┌────────

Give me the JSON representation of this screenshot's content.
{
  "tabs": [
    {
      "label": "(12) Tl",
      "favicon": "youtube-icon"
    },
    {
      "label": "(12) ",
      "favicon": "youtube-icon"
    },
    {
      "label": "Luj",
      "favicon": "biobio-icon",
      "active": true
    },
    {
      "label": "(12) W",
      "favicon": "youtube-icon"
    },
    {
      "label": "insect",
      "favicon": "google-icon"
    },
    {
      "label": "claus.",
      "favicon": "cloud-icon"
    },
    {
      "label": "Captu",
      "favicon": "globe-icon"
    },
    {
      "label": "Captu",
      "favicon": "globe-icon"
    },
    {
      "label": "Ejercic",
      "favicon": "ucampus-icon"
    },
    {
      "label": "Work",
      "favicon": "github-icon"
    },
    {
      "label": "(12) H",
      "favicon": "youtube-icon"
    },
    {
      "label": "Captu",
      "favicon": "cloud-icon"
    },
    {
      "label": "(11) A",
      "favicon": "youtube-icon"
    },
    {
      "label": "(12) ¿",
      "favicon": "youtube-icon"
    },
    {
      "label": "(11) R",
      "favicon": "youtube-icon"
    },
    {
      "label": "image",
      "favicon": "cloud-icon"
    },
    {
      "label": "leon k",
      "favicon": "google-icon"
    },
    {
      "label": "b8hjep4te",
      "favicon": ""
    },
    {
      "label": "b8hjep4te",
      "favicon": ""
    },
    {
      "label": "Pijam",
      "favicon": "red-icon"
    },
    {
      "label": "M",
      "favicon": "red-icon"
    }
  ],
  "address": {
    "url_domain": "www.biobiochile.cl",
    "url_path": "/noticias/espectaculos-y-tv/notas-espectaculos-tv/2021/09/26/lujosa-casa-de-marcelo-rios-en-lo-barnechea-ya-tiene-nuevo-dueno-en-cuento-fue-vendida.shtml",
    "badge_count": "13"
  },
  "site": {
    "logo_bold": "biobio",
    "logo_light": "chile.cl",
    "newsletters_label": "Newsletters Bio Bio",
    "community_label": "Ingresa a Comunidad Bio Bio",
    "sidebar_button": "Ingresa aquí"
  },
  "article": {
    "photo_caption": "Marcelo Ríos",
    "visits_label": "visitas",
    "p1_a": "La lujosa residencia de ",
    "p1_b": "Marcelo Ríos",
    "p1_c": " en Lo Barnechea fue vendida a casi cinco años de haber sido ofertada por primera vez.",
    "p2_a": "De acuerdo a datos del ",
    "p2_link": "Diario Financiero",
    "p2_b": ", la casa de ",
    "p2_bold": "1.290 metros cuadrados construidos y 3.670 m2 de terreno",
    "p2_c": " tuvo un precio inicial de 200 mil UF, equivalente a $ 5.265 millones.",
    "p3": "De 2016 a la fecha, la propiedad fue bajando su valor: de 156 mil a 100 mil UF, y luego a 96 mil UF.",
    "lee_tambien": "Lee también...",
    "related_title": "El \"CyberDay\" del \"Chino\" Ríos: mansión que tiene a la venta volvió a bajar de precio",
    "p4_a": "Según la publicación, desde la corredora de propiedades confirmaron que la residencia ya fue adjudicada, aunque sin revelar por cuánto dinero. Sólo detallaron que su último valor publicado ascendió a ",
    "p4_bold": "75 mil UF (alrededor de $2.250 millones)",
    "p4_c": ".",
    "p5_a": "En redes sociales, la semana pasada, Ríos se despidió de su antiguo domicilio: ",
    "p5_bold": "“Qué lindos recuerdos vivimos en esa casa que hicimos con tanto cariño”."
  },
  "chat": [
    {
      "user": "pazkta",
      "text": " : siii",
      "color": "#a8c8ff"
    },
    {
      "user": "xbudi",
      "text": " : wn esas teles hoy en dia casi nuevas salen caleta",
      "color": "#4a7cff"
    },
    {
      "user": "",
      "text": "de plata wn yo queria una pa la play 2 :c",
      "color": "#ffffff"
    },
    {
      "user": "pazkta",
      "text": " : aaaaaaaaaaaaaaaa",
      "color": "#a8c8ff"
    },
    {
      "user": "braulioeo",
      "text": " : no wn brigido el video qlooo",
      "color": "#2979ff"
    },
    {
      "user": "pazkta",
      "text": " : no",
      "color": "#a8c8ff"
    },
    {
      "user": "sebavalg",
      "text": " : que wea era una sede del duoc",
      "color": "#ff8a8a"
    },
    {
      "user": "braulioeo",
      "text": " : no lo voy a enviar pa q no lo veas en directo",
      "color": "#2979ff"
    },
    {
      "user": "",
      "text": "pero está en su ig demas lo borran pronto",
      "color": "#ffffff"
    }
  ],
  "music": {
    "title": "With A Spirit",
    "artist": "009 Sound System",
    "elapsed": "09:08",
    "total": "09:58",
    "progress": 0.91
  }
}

└────────

Aim
Restate the whole listing exactly.

Response
Give me the JSON representation of this screenshot's content.
{
  "tabs": [
    {
      "label": "(12) Tl",
      "favicon": "youtube-icon"
    },
    {
      "label": "(12) ",
      "favicon": "youtube-icon"
    },
    {
      "label": "Luj",
      "favicon": "biobio-icon",
      "active": true
    },
    {
      "label": "(12) W",
      "favicon": "youtube-icon"
    },
    {
      "label": "insect",
      "favicon": "google-icon"
    },
    {
      "label": "claus.",
      "favicon": "cloud-icon"
    },
    {
      "label": "Captu",
      "favicon": "globe-icon"
    },
    {
      "label": "Captu",
      "favicon": "globe-icon"
    },
    {
      "label": "Ejercic",
      "favicon": "ucampus-icon"
    },
    {
      "label": "Work",
      "favicon": "github-icon"
    },
    {
      "label": "(12) H",
      "favicon": "youtube-icon"
    },
    {
      "label": "Captu",
      "favicon": "cloud-icon"
    },
    {
      "label": "(11) A",
      "favicon": "youtube-icon"
    },
    {
      "label": "(12) ¿",
      "favicon": "youtube-icon"
    },
    {
      "label": "(11) R",
      "favicon": "youtube-icon"
    },
    {
      "label": "image",
      "favicon": "cloud-icon"
    },
    {
      "label": "leon k",
      "favicon": "google-icon"
    },
    {
      "label": "b8hjep4te",
      "favicon": ""
    },
    {
      "label": "b8hjep4te",
      "favicon": ""
    },
    {
      "label": "Pijam",
      "favicon": "red-icon"
    },
    {
      "label": "M",
      "favicon": "red-icon"
    }
  ],
  "address": {
    "url_domain": "www.biobiochile.cl",
    "url_path": "/noticias/espectaculos-y-tv/notas-espectaculos-tv/2021/09/26/lujosa-casa-de-marcelo-rios-en-lo-barnechea-ya-tiene-nuevo-dueno-en-cuento-fue-vendida.shtml",
    "badge_count": "13"
  },
  "site": {
    "logo_bold": "biobio",
    "logo_light": "chile.cl",
    "newsletters_label": "Newsletters Bio Bio",
    "community_label": "Ingresa a Comunidad Bio Bio",
    "sidebar_button": "Ingresa aquí"
  },
  "article": {
    "photo_caption": "Marcelo Ríos",
    "visits_label": "visitas",
    "p1_a": "La lujosa residencia de ",
    "p1_b": "Marcelo Ríos",
    "p1_c": " en Lo Barnechea fue vendida a casi cinco años de haber sido ofertada por primera vez.",
    "p2_a": "De acuerdo a datos del ",
    "p2_link": "Diario Financiero",
    "p2_b": ", la casa de ",
    "p2_bold": "1.290 metros cuadrados construidos y 3.670 m2 de terreno",
    "p2_c": " tuvo un precio inicial de 200 mil UF, equivalente a $ 5.265 millones.",
    "p3": "De 2016 a la fecha, la propiedad fue bajando su valor: de 156 mil a 100 mil UF, y luego a 96 mil UF.",
    "lee_tambien": "Lee también...",
    "related_title": "El \"CyberDay\" del \"Chino\" Ríos: mansión que tiene a la venta volvió a bajar de precio",
    "p4_a": "Según la publicación, desde la corredora de propiedades confirmaron que la residencia ya fue adjudicada, aunque sin revelar por cuánto dinero. Sólo detallaron que su último valor publicado ascendió a ",
    "p4_bold": "75 mil UF (alrededor de $2.250 millones)",
    "p4_c": ".",
    "p5_a": "En redes sociales, la semana pasada, Ríos se despidió de su antiguo domicilio: ",
    "p5_bold": "“Qué lindos recuerdos vivimos en esa casa que hicimos con tanto cariño”."
  },
  "chat": [
    {
      "user": "pazkta",
      "text": " : siii",
      "color": "#a8c8ff"
    },
    {
      "user": "xbudi",
      "text": " : wn esas teles hoy en dia casi nuevas salen caleta",
      "color": "#4a7cff"
    },
    {
      "user": "",
      "text": "de plata wn yo queria una pa la play 2 :c",
      "color": "#ffffff"
    },
    {
      "user": "pazkta",
      "text": " : aaaaaaaaaaaaaaaa",
      "color": "#a8c8ff"
    },
    {
      "user": "braulioeo",
      "text": " : no wn brigido el video qlooo",
      "color": "#2979ff"
    },
    {
      "user": "pazkta",
      "text": " : no",
      "color": "#a8c8ff"
    },
    {
      "user": "sebavalg",
      "text": " : que wea era una sede del duoc",
      "color": "#ff8a8a"
    },
    {
      "user": "braulioeo",
      "text": " : no lo voy a enviar pa q no lo veas en directo",
      "color": "#2979ff"
    },
    {
      "user": "",
      "text": "pero está en su ig demas lo borran pronto",
      "color": "#ffffff"
    }
  ],
  "music": {
    "title": "With A Spirit",
    "artist": "009 Sound System",
    "elapsed": "09:08",
    "total": "09:58",
    "progress": 0.91
  }
}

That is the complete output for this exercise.